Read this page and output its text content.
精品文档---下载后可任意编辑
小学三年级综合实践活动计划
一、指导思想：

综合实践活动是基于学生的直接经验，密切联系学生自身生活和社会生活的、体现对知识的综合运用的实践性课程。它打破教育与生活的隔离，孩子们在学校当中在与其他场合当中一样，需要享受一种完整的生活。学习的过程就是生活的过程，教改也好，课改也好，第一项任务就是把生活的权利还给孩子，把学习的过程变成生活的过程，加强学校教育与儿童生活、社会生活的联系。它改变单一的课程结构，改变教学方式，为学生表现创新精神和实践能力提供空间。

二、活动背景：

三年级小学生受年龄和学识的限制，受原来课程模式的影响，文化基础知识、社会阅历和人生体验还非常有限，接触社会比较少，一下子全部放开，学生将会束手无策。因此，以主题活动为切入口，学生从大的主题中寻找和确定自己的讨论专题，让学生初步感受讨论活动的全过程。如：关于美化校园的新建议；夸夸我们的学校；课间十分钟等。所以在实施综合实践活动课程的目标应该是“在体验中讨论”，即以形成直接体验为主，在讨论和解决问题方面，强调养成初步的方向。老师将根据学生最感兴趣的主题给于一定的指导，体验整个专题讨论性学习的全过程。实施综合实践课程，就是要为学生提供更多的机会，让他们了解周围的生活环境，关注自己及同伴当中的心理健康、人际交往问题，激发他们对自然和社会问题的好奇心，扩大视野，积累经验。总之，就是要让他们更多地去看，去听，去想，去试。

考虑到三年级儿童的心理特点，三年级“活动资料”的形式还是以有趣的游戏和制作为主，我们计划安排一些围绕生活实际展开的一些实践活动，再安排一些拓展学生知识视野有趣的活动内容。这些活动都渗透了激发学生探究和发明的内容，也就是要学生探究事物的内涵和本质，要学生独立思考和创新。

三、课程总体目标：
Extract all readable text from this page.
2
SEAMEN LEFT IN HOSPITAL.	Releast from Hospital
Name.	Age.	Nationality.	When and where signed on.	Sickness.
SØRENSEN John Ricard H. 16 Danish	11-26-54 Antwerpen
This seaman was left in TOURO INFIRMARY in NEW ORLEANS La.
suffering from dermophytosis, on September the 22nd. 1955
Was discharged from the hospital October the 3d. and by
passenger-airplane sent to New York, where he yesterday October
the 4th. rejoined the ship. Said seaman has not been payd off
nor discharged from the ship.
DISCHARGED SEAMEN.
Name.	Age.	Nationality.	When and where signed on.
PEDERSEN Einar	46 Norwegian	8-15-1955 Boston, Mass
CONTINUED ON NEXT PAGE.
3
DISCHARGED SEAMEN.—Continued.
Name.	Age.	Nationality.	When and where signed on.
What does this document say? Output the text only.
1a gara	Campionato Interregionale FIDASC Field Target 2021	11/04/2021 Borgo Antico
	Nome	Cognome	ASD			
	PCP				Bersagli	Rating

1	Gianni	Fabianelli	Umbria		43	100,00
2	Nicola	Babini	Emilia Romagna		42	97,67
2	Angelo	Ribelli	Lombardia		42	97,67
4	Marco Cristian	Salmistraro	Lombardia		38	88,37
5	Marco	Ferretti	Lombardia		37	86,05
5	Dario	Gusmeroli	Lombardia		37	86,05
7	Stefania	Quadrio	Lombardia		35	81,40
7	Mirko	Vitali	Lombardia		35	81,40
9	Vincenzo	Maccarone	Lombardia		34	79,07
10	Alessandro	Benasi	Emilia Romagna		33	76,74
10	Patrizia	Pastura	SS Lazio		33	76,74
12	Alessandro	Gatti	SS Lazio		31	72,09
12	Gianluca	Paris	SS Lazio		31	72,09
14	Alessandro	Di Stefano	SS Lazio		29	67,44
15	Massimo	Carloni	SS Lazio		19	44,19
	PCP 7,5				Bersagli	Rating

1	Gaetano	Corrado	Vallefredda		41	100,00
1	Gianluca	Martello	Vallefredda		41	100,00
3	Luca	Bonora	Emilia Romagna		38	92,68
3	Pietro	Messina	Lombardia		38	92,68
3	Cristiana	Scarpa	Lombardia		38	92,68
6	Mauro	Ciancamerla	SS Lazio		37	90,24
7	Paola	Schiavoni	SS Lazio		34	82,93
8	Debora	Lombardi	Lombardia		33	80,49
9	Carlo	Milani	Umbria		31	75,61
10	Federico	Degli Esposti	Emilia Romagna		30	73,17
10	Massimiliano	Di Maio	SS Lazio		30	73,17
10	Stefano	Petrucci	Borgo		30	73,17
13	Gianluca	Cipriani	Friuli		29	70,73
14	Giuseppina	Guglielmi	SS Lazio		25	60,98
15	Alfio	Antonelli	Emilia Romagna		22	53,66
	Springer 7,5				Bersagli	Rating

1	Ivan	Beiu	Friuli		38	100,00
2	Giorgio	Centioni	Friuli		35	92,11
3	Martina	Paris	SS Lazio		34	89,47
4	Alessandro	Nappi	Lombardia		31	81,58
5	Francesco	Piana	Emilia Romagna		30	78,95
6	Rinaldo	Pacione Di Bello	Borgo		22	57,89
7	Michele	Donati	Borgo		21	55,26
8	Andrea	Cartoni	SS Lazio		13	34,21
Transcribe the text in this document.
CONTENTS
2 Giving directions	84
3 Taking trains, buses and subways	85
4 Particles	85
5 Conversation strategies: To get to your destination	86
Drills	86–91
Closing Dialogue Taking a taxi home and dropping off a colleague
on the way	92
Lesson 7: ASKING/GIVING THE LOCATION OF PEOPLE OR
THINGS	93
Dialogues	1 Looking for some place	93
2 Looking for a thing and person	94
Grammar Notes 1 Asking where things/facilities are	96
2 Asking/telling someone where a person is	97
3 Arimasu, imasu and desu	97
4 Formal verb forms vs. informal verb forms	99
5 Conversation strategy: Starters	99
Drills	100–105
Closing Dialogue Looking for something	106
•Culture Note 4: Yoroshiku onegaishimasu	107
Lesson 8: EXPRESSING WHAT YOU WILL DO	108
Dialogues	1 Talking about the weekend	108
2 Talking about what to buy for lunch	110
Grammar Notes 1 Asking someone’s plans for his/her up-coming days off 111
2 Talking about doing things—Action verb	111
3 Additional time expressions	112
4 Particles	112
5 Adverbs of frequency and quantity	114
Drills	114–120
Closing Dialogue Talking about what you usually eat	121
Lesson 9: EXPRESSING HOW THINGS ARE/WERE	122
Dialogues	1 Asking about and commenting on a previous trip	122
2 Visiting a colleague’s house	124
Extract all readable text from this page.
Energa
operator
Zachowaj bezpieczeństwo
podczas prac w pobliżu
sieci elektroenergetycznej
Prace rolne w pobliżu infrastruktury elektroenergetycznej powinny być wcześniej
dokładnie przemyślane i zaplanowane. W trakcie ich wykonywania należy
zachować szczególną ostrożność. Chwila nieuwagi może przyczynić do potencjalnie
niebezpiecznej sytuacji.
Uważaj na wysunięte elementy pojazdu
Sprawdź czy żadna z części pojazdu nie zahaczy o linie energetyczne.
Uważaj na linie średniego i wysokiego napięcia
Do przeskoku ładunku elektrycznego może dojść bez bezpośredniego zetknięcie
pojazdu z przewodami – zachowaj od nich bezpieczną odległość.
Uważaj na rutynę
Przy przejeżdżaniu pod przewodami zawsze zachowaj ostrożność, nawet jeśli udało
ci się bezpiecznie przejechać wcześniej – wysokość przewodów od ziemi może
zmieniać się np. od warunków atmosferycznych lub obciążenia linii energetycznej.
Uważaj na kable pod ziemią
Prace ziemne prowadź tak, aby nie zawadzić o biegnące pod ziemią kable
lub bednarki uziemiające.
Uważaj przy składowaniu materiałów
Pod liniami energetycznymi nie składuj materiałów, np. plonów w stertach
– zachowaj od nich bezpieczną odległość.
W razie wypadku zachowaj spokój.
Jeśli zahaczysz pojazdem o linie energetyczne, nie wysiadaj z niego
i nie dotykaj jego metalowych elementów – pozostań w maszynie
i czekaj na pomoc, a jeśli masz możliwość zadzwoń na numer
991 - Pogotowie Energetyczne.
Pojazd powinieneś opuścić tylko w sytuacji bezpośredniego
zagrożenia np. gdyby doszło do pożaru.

——————

EXERCISE DESCRIPTION: Go through the listing above and return every line where the word "about" occurs.

RESPONSE TO THIS EXERCISE:
Dialogues	1 Talking about the weekend	108
2 Talking about what to buy for lunch	110
2 Talking about doing things—Action verb	111
Closing Dialogue Talking about what you usually eat	121
Dialogues	1 Asking about and commenting on a previous trip	122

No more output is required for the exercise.